Simultaneous and Quadratic Equations

Continued from: Introduction to Algebra

Our page Introduction to Algebra explains how to solve straightforward equations with basic algebra.

This page discusses more complex equations, including those involving fractions, and two particular problems that you may encounter: simultaneous equations and quadratic equations.

Most importantly, it makes clear that these equations, like others, conform to rules, and that you can still manipulate them, as long as you remember to do the same thing to both sides of the equation.

Brackets in Algebra

In algebraic equations, you will often come across terms inside brackets (parentheses). To solve the equation, you may need to expand the brackets. This means that we need to work through the expression and remove the brackets in a logical way, according to some rules.

If you have only a single set of brackets in your equation, the process is straightforward. For example:

$$4(x−2) = 18$$

In this case, everything inside the brackets on the left hand side of the equation is multiplied by 4. First, expand the brackets term by term:

$$4x – 8 = 18$$

Now you can solve the equation for \(x\). Next, add 8 to each side:

$$4x = 26$$

Finally divide each side by 4:

$$x = 6.5$$

If your equation has two sets of brackets (or more), which need to be multiplied together, then the process is more complicated, but follows a logical set of rules.

[Data records]

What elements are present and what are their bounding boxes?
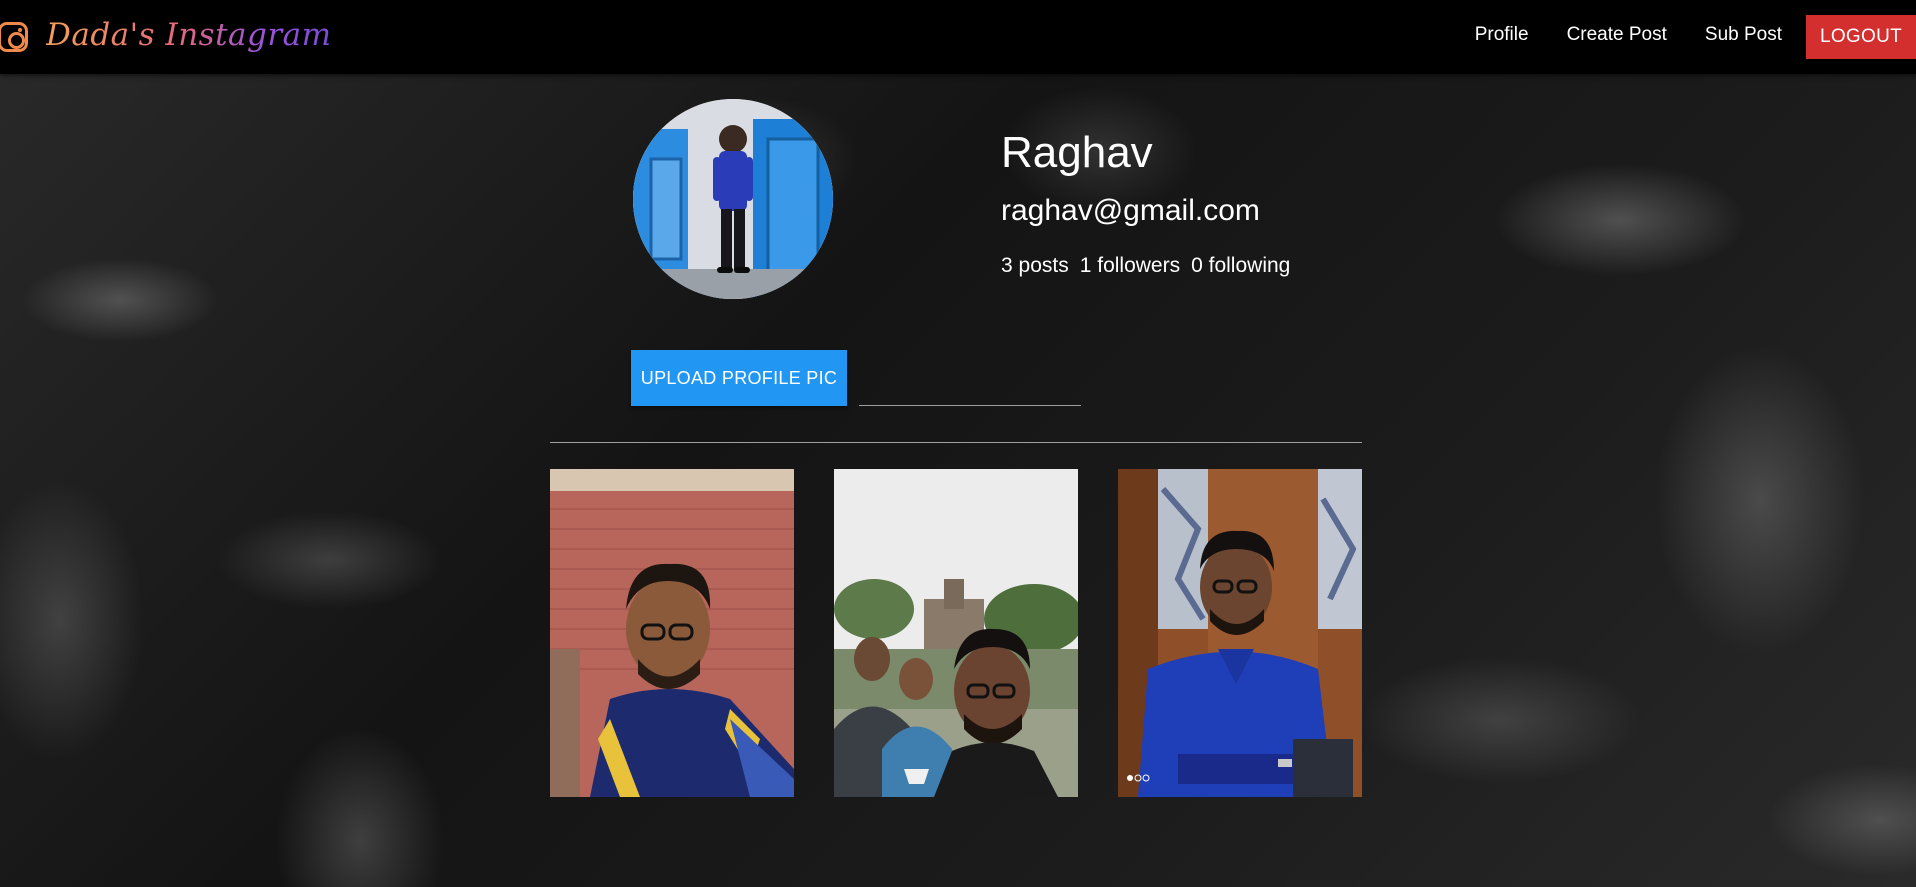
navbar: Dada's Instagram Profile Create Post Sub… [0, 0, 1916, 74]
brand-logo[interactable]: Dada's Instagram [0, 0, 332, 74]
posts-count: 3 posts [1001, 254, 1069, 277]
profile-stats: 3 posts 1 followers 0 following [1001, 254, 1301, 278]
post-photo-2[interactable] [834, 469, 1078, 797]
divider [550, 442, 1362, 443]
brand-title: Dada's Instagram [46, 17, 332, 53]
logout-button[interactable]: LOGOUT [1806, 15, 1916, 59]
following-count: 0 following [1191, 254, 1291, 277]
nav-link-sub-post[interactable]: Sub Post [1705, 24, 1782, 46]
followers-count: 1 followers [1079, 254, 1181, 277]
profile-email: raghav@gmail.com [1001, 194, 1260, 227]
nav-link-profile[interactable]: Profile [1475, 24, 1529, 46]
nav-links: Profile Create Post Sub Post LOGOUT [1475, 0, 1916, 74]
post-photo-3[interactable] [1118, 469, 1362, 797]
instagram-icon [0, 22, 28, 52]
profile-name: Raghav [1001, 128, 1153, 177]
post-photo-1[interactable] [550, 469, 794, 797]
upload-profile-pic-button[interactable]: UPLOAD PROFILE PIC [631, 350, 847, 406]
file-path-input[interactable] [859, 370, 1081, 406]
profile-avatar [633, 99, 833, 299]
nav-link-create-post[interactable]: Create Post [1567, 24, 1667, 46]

**Goals:**
1. In the algebra passage, what number is added to each side of the equation 4x – 8 = 18?
2. Please swap "straightforward" for "simple" in the stretch of the algebra passage from "Simultaneous and Quadratic" through "of the equation.".
3. Do these statements agree with the algebra passage? (a) When the brackets in 4(x−2) = 18 are expanded, everything inside them is multiplied by 4. (b) Equations with two or more sets of brackets follow no fixed rules. (c) The worked example gives x = 6.5.

**Per-task outputs:**
1. 8

2.
Simultaneous and Quadratic Equations

Continued from: Introduction to Algebra

Our page Introduction to Algebra explains how to solve simple equations with basic algebra.

This page discusses more complex equations, including those involving fractions, and two particular problems that you may encounter: simultaneous equations and quadratic equations.

Most importantly, it makes clear that these equations, like others, conform to rules, and that you can still manipulate them, as long as you remember to do the same thing to both sides of the equation.

3.
(a) Yes: "everything inside the brackets on the left hand side of the equation is multiplied by 4"
(b) No: "the process is more complicated, but follows a logical set of rules"
(c) Yes: "x = 6.5"